§ **What is required**
Print the part of the PCA notes below that lies between "This one clearly" and "of rank \(k\).", inclusive, word for word.

§ **Selected passage**

------------------------------

PCA I

PCA I#

Download#

PCA#

Two views#

Low-rank matrix approximation
Maximal variance projection

Low-rank approximation#

Consider problem

\[ \text{minimize}_{A \in \mathbb{R}^{n \times k},B \in \mathbb{R}^{q \times k}} \|R_cX-AB^T\|^2_F \]

with

\[ R_c = \left(I - \frac{1}{n}11^T\right) \]

This is reduced rank regression objective with \(\tilde{Y}=R_cX\), \(\tilde{X}=I\), \(\Sigma=I\).
Going forward, we’ll somtimes drop \(R_c\) by assuming that \(R_cX=X\), i.e. that it has already been centered.

Solution#

Our reduced-rank regression solution told us to look at \(\tilde{W}\), \(k\) leading eigenvectors of

\[ XX^T \]

Then, we take

\[\begin{split} \begin{aligned} \tilde{A} &= \tilde{W} \\ \tilde{B} &= X^T\tilde{A}(\tilde{A}^T\tilde{A})^{-1} \\ &= X^T\tilde{A} \end{aligned} \end{split}\]

Relation to SVD#

Given matrix \(M \in \mathbb{R}^{n \times p}\) (assume \(n>p\)) there exists an SVD

\[ M = U_{n \times p} D_{p \times p} V_{p \times p}^T \]

Properties#

\[\begin{split} \begin{aligned} U^TU &= I_{p \times p} \\ D &= \text{diag}(d_1 \geq d_2 \geq \dots \geq d_p \geq 0) \\ V^TV &= \text{I}_{p \times p} \end{aligned} \end{split}\]

Consider

\[ MM^T = UD^2U^T \]

Eigen-decomposition of \(MM^T\) can be found from SVD of \(M\).
Similarly

\[ M^TM = VD^2V^T. \]

Finally,

\[ M^TU = VD \]

Can absorb \(D\) into \(U\) by writing

\[ M = (UD)V^T \]

Back to reduced rank#

Our reduced rank solution with \(X=UDV^T\) picks

\[\begin{split} \begin{aligned} \hat{A} &= U[,1:k] \\ \hat{B} &= D[1:k,1:k] V[,1:k]^T \end{aligned} \end{split}\]

More common to think of rank-\(k\) PCA in terms of first \(k\) scores

\[ U[,1:k] D[1:k,1:k] \]

and loadings

\[ V[,1:k] \]

A second motivation#

Could also consider the problem

\[ \text{minimize}_{A \in \mathbb{R}^{p \times k}, B \in \mathbb{R}^{p \times k}} \|X - XAB^T\|^2_F \]

Also a reduced rank problem whose solutions are projections onto a k-leading eigenspace of \((X^TX)\).
This one clearly isn’t a likelihood – \(X\) appears as response and design.

Maximal variance#

Minimizing first over \(A\), we see this is equivalent to solving this problem

\[ \text{minimize}_{P_k} \|X - XP_k\|^2_F \]

where \(P_k\) is a projection matrix of rank \(k\).

------------------------------

§ **Listed records**
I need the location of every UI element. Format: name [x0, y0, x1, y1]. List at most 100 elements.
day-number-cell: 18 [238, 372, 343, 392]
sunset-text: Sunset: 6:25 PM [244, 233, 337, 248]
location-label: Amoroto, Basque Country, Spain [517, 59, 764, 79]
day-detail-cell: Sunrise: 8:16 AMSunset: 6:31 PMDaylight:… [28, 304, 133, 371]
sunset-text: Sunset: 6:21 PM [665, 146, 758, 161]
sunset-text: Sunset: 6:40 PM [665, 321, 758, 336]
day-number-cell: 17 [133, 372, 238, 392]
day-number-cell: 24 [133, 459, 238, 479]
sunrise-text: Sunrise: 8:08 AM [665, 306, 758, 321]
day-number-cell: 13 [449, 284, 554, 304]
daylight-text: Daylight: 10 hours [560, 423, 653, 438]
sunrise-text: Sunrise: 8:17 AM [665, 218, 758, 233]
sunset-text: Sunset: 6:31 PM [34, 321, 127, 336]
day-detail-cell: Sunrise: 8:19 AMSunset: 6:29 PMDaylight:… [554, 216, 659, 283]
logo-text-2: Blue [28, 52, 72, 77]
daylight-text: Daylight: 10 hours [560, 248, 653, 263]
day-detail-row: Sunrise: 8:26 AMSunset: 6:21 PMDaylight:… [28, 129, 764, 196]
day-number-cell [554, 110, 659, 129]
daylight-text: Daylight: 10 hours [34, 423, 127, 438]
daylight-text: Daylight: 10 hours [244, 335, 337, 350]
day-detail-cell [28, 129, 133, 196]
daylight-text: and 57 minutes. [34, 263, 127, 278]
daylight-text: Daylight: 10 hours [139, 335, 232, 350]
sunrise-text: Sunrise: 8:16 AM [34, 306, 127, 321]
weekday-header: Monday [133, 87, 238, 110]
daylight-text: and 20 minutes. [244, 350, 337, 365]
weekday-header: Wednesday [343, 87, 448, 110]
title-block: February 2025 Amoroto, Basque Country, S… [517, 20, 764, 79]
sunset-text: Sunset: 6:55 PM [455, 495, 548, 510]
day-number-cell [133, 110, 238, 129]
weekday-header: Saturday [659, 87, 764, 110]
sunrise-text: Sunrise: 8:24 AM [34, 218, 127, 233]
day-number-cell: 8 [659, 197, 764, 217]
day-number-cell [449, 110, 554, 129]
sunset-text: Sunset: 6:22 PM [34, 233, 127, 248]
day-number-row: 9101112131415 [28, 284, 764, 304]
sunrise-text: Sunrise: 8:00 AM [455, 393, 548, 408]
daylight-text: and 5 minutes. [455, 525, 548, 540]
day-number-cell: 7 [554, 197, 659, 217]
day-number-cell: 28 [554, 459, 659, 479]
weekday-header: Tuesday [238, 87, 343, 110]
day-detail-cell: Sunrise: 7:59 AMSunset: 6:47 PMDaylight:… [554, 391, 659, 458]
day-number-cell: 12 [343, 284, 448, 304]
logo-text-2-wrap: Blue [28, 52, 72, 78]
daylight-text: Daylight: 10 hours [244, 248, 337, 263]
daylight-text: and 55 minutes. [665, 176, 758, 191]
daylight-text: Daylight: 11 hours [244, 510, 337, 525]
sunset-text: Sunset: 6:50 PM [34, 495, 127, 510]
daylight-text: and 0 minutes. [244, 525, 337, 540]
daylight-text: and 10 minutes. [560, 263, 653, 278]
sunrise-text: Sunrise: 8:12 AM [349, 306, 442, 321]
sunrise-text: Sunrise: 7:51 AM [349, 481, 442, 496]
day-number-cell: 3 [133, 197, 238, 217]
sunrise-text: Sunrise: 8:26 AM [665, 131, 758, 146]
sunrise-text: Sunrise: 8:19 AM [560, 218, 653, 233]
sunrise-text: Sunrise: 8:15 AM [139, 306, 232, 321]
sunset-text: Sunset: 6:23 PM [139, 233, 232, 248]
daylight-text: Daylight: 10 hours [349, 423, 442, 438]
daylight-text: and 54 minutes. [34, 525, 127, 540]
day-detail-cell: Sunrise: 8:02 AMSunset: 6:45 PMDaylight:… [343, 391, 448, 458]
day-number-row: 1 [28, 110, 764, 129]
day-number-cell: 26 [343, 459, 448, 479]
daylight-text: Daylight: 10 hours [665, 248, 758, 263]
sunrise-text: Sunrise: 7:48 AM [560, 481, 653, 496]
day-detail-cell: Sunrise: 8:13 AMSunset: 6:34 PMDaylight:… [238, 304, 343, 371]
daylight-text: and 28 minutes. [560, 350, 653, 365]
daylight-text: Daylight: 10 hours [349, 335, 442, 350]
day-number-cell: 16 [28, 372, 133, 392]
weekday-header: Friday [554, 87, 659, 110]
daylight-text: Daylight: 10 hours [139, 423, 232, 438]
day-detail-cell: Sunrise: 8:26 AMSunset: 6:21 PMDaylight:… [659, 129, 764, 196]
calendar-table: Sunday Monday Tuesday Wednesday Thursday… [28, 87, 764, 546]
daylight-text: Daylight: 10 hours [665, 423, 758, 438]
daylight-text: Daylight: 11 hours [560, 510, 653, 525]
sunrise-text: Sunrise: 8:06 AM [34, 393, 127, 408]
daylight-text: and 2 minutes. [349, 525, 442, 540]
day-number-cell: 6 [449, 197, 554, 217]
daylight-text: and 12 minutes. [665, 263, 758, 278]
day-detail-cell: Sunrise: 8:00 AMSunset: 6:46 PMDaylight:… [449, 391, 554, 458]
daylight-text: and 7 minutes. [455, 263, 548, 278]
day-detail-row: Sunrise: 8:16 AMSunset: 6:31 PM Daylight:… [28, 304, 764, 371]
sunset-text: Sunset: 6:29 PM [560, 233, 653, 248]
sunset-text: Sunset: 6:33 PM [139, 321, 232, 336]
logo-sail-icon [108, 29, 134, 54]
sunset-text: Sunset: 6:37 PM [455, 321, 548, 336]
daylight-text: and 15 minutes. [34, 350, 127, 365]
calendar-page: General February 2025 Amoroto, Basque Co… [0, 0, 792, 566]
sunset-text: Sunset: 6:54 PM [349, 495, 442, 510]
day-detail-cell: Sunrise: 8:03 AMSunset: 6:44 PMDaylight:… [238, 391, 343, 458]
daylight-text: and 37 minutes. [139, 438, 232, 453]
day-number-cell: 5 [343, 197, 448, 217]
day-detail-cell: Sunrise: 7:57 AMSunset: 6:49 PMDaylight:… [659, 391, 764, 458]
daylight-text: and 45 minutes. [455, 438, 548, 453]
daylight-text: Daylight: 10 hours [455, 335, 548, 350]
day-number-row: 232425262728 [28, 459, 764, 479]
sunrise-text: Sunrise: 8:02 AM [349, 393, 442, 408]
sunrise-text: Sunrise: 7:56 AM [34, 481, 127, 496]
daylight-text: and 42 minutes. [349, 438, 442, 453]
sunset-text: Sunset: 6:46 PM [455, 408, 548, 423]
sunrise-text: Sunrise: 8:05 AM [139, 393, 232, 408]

------------------------------

§ **Final result**
This one clearly isn’t a likelihood – \(X\) appears as response and design.

Maximal variance#

Minimizing first over \(A\), we see this is equivalent to solving this problem

\[ \text{minimize}_{P_k} \|X - XP_k\|^2_F \]

where \(P_k\) is a projection matrix of rank \(k\).